## The exercise:
Reproduce everything in the material from the line containing "773, 109, 782]" down to the line containing "506, 523, 562]", substituting "box-interquartile" for each occurrence of "box-iqr" and leaving everything else unchanged.

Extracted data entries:

────────

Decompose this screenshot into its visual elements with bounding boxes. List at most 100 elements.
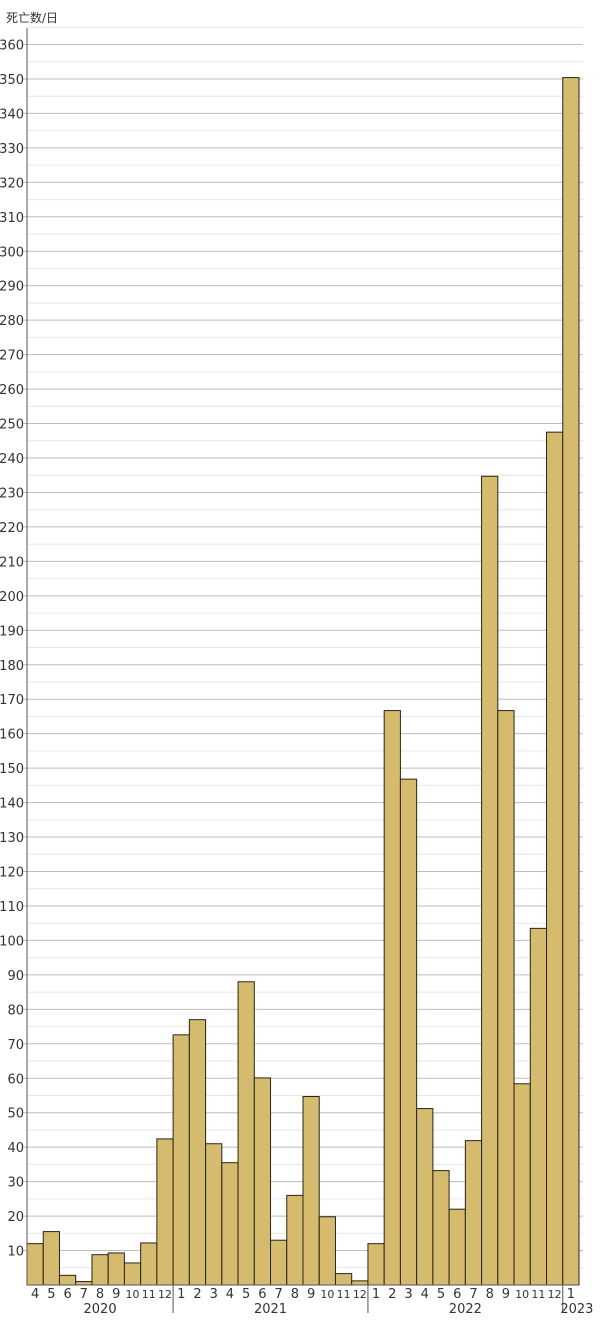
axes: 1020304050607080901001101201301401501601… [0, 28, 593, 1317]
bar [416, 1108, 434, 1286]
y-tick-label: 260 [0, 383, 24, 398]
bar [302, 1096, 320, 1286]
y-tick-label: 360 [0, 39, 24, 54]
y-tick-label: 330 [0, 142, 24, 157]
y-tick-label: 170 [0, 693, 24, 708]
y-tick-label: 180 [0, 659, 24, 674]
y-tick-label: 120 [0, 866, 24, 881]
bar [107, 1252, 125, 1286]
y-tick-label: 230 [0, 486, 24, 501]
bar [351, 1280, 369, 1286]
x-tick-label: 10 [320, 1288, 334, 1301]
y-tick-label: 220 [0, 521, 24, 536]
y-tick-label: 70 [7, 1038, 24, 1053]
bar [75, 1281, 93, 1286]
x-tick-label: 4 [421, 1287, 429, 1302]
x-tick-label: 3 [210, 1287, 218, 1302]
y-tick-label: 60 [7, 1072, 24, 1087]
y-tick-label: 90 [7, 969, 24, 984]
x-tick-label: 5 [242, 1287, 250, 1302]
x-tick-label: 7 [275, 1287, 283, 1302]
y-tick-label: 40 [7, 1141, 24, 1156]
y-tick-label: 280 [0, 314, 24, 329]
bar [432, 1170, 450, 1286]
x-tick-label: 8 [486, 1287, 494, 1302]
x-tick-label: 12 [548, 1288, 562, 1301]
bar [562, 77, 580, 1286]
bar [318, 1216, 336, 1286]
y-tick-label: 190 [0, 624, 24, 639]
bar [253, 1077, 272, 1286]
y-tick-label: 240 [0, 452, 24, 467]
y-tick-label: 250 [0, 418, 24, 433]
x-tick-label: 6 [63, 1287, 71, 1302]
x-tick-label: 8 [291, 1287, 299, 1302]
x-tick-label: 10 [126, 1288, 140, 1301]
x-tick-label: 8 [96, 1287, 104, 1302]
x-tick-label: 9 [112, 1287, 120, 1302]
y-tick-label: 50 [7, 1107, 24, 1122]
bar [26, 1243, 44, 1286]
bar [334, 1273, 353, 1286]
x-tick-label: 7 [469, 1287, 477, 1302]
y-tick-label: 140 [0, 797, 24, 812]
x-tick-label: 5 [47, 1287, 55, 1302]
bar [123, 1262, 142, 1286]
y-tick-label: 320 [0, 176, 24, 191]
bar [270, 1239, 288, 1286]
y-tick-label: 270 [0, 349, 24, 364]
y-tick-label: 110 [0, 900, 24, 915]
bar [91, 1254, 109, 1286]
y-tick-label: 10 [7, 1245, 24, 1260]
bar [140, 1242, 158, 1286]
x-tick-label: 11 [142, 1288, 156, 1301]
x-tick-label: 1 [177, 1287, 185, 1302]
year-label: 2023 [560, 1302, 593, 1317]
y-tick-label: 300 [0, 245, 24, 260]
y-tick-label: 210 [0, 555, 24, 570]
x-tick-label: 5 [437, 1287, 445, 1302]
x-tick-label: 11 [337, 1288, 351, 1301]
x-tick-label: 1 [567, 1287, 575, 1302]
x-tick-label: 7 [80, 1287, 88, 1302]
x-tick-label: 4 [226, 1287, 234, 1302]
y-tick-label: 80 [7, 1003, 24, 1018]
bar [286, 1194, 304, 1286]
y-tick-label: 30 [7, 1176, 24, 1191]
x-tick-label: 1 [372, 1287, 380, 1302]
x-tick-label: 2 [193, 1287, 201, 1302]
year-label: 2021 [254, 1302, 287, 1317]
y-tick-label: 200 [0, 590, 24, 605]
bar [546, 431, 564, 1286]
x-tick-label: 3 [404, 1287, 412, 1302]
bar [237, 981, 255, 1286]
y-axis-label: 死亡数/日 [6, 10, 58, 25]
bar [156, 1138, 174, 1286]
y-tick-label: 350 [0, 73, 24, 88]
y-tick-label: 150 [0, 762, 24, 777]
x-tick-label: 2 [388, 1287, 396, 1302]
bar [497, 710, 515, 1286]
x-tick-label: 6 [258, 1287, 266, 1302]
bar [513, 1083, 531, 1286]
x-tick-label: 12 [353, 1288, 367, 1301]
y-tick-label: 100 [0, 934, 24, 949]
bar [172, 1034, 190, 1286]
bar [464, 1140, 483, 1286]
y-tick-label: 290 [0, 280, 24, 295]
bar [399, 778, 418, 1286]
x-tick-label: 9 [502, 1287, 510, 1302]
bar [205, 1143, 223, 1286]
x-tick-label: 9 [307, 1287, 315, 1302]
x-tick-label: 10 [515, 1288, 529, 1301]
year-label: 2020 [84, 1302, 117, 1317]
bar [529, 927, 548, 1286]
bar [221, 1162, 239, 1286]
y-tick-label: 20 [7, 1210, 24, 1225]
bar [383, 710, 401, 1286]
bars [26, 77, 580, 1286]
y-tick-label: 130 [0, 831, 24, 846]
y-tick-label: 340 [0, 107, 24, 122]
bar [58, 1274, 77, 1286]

────────

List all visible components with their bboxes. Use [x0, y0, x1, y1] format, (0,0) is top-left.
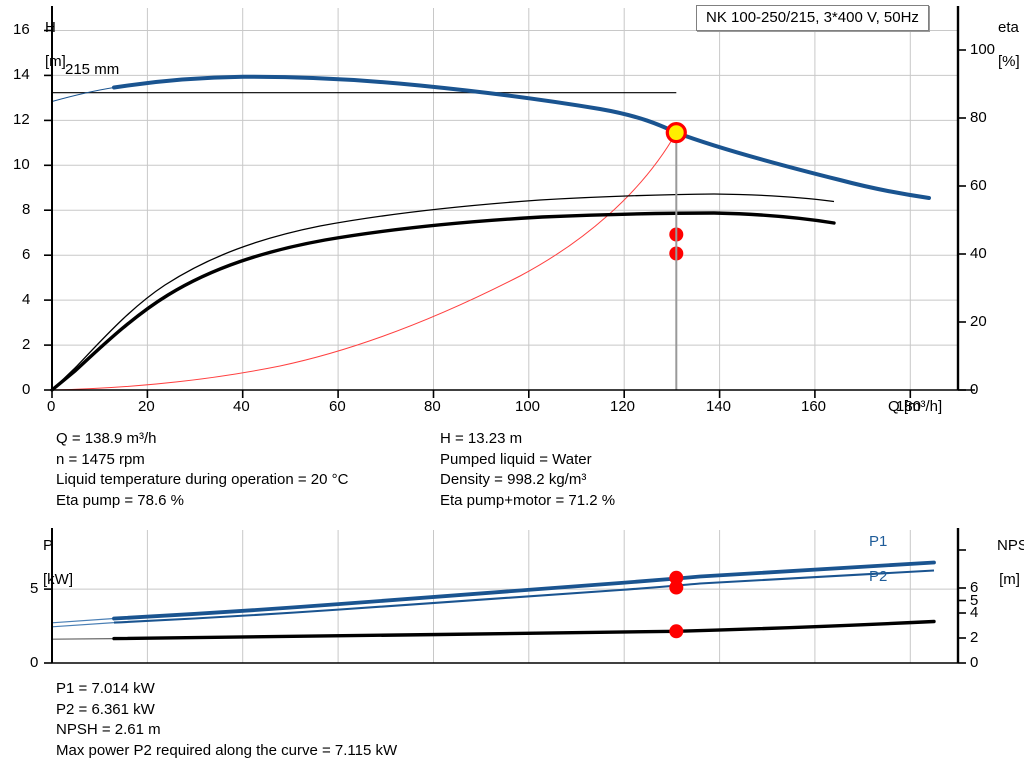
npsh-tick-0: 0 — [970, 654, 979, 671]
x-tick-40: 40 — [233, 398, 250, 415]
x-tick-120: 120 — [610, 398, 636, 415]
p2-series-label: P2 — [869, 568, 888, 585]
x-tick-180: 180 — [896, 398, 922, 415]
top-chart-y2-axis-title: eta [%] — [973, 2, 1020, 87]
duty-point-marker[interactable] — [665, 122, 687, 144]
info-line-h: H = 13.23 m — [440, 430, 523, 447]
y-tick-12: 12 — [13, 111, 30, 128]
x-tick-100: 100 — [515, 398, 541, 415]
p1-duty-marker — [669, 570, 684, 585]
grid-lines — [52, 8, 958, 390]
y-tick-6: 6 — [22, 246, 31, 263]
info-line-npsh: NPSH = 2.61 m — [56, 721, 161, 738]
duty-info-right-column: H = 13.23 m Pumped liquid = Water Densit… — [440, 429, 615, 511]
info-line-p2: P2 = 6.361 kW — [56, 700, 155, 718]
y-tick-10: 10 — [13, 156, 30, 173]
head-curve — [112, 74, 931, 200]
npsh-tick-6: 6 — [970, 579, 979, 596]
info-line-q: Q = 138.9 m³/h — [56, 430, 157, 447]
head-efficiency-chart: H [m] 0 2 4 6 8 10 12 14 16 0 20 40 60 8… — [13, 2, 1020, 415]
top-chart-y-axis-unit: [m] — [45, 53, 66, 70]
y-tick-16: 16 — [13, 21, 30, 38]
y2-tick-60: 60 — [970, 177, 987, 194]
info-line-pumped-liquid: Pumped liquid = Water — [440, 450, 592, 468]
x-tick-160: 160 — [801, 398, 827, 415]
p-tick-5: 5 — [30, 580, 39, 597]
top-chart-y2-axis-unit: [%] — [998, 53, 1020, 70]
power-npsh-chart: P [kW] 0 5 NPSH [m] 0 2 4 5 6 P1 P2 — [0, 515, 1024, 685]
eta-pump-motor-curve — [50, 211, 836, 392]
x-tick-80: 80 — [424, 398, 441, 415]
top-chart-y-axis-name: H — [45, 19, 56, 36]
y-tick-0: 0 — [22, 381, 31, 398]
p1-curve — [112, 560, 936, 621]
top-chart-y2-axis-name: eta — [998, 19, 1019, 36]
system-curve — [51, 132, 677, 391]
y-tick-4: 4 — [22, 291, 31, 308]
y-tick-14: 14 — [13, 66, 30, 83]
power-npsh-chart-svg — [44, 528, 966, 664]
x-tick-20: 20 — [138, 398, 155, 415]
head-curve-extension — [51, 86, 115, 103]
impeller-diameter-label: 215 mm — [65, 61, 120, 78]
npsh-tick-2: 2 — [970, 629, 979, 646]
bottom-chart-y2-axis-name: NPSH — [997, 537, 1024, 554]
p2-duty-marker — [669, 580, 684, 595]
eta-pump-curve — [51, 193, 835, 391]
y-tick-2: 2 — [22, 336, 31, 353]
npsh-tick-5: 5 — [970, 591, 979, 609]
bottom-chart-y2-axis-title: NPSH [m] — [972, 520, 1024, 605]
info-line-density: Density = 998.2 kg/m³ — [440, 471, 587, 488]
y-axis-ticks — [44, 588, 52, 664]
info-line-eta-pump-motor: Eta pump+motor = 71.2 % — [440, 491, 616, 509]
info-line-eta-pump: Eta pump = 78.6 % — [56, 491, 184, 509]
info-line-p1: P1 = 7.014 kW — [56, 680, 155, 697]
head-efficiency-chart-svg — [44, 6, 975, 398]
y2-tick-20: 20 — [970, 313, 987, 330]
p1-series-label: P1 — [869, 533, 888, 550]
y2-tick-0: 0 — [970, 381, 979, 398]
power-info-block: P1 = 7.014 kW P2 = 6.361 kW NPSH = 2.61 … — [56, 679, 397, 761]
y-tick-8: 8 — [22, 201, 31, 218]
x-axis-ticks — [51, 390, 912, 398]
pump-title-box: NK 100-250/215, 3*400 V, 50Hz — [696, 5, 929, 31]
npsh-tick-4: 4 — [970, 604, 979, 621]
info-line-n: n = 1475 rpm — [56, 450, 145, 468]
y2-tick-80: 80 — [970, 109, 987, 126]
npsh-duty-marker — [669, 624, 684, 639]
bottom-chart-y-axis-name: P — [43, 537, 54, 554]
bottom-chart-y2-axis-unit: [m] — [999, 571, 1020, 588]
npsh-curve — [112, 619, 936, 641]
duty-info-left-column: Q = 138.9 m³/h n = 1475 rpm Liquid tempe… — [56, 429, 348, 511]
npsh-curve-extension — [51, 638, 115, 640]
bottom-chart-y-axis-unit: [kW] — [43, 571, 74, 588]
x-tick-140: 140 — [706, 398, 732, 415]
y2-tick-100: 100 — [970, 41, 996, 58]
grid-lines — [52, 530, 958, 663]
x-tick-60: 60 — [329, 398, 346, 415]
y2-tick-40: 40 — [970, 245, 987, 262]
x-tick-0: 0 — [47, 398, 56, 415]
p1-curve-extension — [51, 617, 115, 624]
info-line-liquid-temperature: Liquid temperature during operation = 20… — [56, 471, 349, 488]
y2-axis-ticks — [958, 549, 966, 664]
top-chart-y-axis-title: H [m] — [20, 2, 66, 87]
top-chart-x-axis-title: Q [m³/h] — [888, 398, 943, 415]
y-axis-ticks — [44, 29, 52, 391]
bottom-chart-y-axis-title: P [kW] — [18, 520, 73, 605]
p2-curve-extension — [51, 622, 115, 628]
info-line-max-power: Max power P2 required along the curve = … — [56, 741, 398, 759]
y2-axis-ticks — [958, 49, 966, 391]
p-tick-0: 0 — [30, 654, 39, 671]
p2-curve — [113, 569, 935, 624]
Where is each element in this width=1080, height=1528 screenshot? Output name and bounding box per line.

────────

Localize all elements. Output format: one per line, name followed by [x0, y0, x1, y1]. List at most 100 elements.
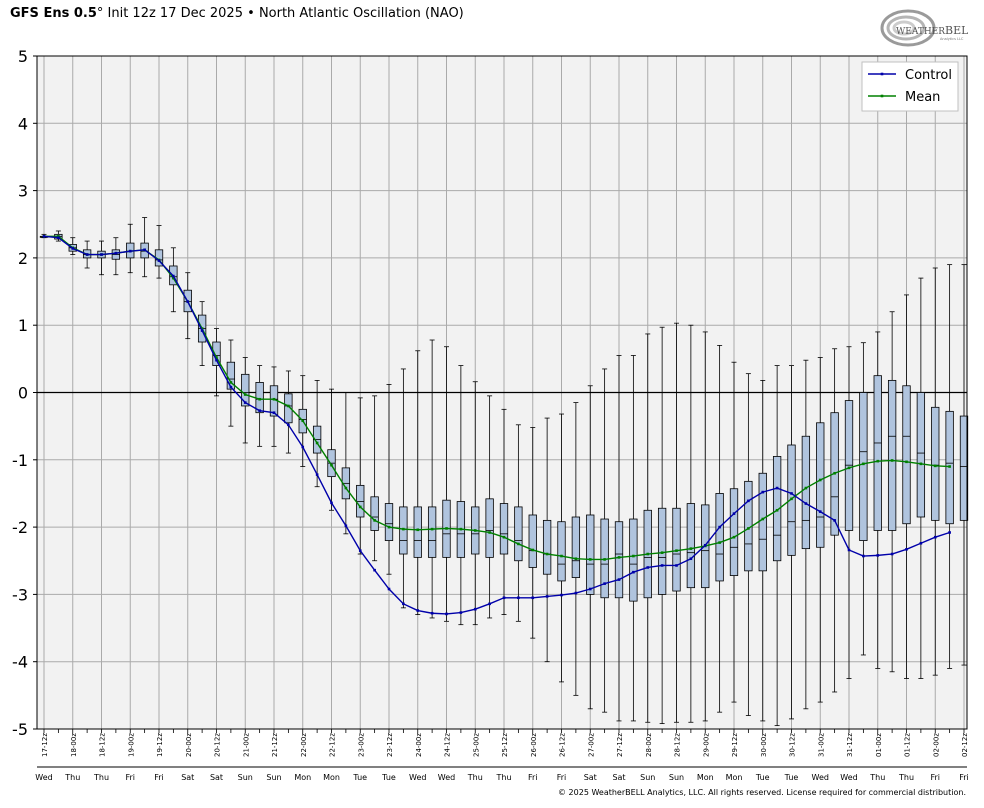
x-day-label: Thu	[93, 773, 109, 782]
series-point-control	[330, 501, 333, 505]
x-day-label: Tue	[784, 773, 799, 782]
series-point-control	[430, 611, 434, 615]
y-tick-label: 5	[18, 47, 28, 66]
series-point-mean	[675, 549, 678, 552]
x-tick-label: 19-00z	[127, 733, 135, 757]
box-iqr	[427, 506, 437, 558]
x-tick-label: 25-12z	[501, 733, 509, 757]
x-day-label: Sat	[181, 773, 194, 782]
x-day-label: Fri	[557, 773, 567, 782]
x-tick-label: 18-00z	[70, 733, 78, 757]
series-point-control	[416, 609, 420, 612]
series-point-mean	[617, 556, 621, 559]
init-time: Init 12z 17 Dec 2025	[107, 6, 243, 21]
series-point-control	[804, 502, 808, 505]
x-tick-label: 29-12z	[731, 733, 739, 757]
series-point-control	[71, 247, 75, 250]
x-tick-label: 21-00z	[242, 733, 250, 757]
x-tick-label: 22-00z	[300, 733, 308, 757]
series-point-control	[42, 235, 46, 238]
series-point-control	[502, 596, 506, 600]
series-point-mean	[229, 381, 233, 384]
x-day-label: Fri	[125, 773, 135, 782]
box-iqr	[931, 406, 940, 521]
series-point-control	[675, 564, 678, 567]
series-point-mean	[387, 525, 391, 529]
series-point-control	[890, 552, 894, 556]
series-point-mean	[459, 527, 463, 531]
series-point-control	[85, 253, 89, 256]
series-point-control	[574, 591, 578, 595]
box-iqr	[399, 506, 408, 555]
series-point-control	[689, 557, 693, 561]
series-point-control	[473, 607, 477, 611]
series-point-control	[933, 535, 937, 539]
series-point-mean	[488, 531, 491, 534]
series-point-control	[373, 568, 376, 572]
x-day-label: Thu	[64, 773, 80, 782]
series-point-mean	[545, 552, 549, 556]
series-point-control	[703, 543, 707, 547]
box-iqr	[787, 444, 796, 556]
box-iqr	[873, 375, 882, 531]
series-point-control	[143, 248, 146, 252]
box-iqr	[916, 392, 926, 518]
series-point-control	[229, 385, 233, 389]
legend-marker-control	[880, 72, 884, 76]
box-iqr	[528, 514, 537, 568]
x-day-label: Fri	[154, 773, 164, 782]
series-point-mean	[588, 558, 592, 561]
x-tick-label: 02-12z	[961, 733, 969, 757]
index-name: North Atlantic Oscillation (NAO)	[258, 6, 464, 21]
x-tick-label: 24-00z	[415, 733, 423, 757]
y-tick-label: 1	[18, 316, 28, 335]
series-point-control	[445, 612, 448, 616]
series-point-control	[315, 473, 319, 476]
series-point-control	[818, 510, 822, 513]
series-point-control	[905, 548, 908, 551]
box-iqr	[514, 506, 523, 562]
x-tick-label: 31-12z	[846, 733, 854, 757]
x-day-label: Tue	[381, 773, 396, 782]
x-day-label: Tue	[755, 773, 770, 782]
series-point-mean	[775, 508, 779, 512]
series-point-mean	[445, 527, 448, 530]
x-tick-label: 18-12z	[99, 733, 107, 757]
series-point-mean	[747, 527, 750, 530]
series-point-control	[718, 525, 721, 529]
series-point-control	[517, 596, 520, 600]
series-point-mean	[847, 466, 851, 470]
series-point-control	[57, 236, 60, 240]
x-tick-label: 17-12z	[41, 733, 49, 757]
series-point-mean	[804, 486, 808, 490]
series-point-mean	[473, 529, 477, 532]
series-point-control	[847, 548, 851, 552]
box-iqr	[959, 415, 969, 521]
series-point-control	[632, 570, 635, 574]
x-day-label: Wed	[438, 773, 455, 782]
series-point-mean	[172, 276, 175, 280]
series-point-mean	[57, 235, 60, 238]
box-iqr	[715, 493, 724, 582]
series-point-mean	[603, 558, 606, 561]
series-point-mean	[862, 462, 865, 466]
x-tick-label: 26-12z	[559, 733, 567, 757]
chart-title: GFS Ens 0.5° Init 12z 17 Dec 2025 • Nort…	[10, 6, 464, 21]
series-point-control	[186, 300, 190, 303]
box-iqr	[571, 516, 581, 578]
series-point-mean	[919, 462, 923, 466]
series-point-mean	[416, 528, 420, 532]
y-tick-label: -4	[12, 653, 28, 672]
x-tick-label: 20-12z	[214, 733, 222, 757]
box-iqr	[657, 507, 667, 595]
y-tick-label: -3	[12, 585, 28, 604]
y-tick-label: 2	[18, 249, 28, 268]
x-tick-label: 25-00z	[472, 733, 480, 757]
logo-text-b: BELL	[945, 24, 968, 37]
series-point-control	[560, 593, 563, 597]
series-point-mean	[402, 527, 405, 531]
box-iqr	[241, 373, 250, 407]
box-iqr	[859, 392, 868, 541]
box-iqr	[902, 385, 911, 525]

────────

## Response below:
x-day-label: Thu	[93, 773, 109, 782]
series-point-control	[330, 501, 333, 505]
x-day-label: Tue	[784, 773, 799, 782]
series-point-control	[430, 611, 434, 615]
y-tick-label: 5	[18, 47, 28, 66]
series-point-mean	[675, 549, 678, 552]
x-tick-label: 19-00z	[127, 733, 135, 757]
box-interquartile	[427, 506, 437, 558]
x-tick-label: 25-12z	[501, 733, 509, 757]
x-day-label: Sat	[181, 773, 194, 782]
x-day-label: Fri	[557, 773, 567, 782]
x-tick-label: 18-00z	[70, 733, 78, 757]
series-point-control	[416, 609, 420, 612]
series-point-mean	[617, 556, 621, 559]
init-time: Init 12z 17 Dec 2025	[107, 6, 243, 21]
series-point-control	[804, 502, 808, 505]
x-tick-label: 29-12z	[731, 733, 739, 757]
series-point-control	[71, 247, 75, 250]
x-tick-label: 21-00z	[242, 733, 250, 757]
x-tick-label: 22-00z	[300, 733, 308, 757]
series-point-control	[42, 235, 46, 238]
series-point-control	[502, 596, 506, 600]
series-point-mean	[229, 381, 233, 384]
x-day-label: Fri	[125, 773, 135, 782]
box-interquartile	[931, 406, 940, 521]
series-point-control	[675, 564, 678, 567]
series-point-mean	[387, 525, 391, 529]
series-point-control	[890, 552, 894, 556]
series-point-mean	[459, 527, 463, 531]
series-point-control	[85, 253, 89, 256]
series-point-control	[574, 591, 578, 595]
box-interquartile	[399, 506, 408, 555]
series-point-control	[689, 557, 693, 561]
series-point-control	[473, 607, 477, 611]
series-point-control	[933, 535, 937, 539]
series-point-mean	[488, 531, 491, 534]
series-point-control	[373, 568, 376, 572]
x-day-label: Thu	[64, 773, 80, 782]
series-point-mean	[545, 552, 549, 556]
series-point-control	[703, 543, 707, 547]
box-interquartile	[787, 444, 796, 556]
box-interquartile	[873, 375, 882, 531]
series-point-control	[143, 248, 146, 252]
box-interquartile	[916, 392, 926, 518]
series-point-control	[229, 385, 233, 389]
legend-marker-control	[880, 72, 884, 76]
box-interquartile	[528, 514, 537, 568]
x-day-label: Fri	[154, 773, 164, 782]
series-point-mean	[588, 558, 592, 561]
x-tick-label: 02-12z	[961, 733, 969, 757]
index-name: North Atlantic Oscillation (NAO)	[258, 6, 464, 21]
x-tick-label: 24-00z	[415, 733, 423, 757]
y-tick-label: 1	[18, 316, 28, 335]
series-point-control	[445, 612, 448, 616]
series-point-control	[315, 473, 319, 476]
series-point-control	[818, 510, 822, 513]
series-point-control	[905, 548, 908, 551]
box-interquartile	[514, 506, 523, 562]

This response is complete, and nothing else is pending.